Drop the images; return everything else in the listing below exactly.

Extracted records
* * * * *
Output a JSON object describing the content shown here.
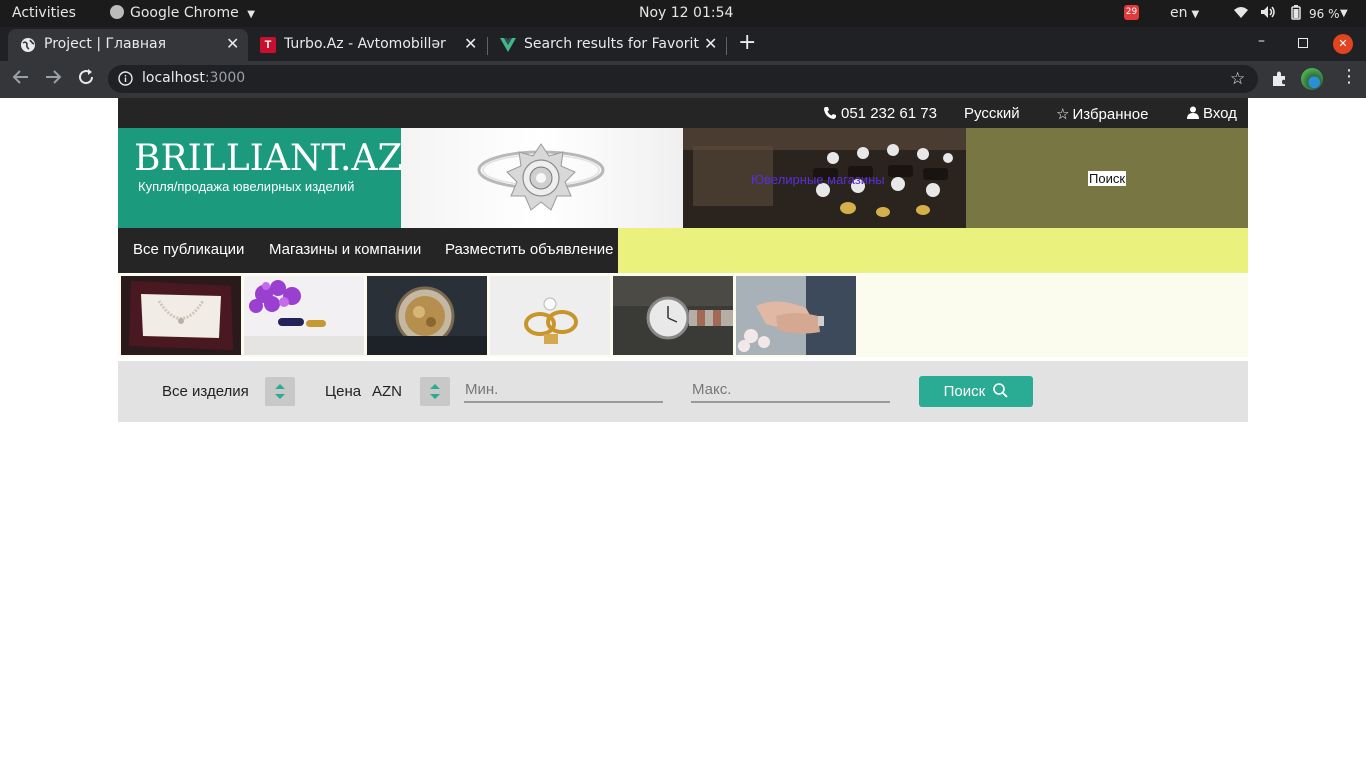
{
  "system_bar": {
    "activities": "Activities",
    "app_name": "Google Chrome",
    "datetime": "Noy 12  01:54",
    "notification_count": "29",
    "language": "en",
    "battery": "96 %"
  },
  "browser": {
    "tabs": [
      {
        "title": "Project | Главная",
        "active": true
      },
      {
        "title": "Turbo.Az - Avtomobillər",
        "active": false
      },
      {
        "title": "Search results for Favorit",
        "active": false
      }
    ],
    "url_host": "localhost",
    "url_port": ":3000"
  },
  "site": {
    "topbar": {
      "phone": "051 232 61 73",
      "language": "Русский",
      "favorites": "Избранное",
      "login": "Вход"
    },
    "logo": {
      "title": "BRILLIANT.AZ",
      "subtitle": "Купля/продажа ювелирных изделий"
    },
    "banner": {
      "shops_label": "Ювелирные магазины",
      "search_label": "Поиск"
    },
    "nav": {
      "items": [
        "Все публикации",
        "Магазины и компании",
        "Разместить объявление"
      ]
    },
    "filter": {
      "category": "Все изделия",
      "price_label": "Цена",
      "currency": "AZN",
      "min_placeholder": "Мин.",
      "max_placeholder": "Макс.",
      "search_button": "Поиск"
    },
    "colors": {
      "brand_green": "#1b9a7e",
      "nav_yellow": "#eaf17d",
      "button_teal": "#2aab94",
      "dark": "#252525"
    }
  }
}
* * * * *
- **Correct answer**:
Output a JSON object describing the content shown here.
{
  "system_bar": {
    "activities": "Activities",
    "app_name": "Google Chrome",
    "datetime": "Noy 12  01:54",
    "notification_count": "29",
    "language": "en",
    "battery": "96 %"
  },
  "browser": {
    "tabs": [
      {
        "title": "Project | Главная",
        "active": true
      },
      {
        "title": "Turbo.Az - Avtomobillər",
        "active": false
      },
      {
        "title": "Search results for Favorit",
        "active": false
      }
    ],
    "url_host": "localhost",
    "url_port": ":3000"
  },
  "site": {
    "topbar": {
      "phone": "051 232 61 73",
      "language": "Русский",
      "favorites": "Избранное",
      "login": "Вход"
    },
    "logo": {
      "title": "BRILLIANT.AZ",
      "subtitle": "Купля/продажа ювелирных изделий"
    },
    "banner": {
      "shops_label": "Ювелирные магазины",
      "search_label": "Поиск"
    },
    "nav": {
      "items": [
        "Все публикации",
        "Магазины и компании",
        "Разместить объявление"
      ]
    },
    "filter": {
      "category": "Все изделия",
      "price_label": "Цена",
      "currency": "AZN",
      "min_placeholder": "Мин.",
      "max_placeholder": "Макс.",
      "search_button": "Поиск"
    },
    "colors": {
      "brand_green": "#1b9a7e",
      "nav_yellow": "#eaf17d",
      "button_teal": "#2aab94",
      "dark": "#252525"
    }
  }
}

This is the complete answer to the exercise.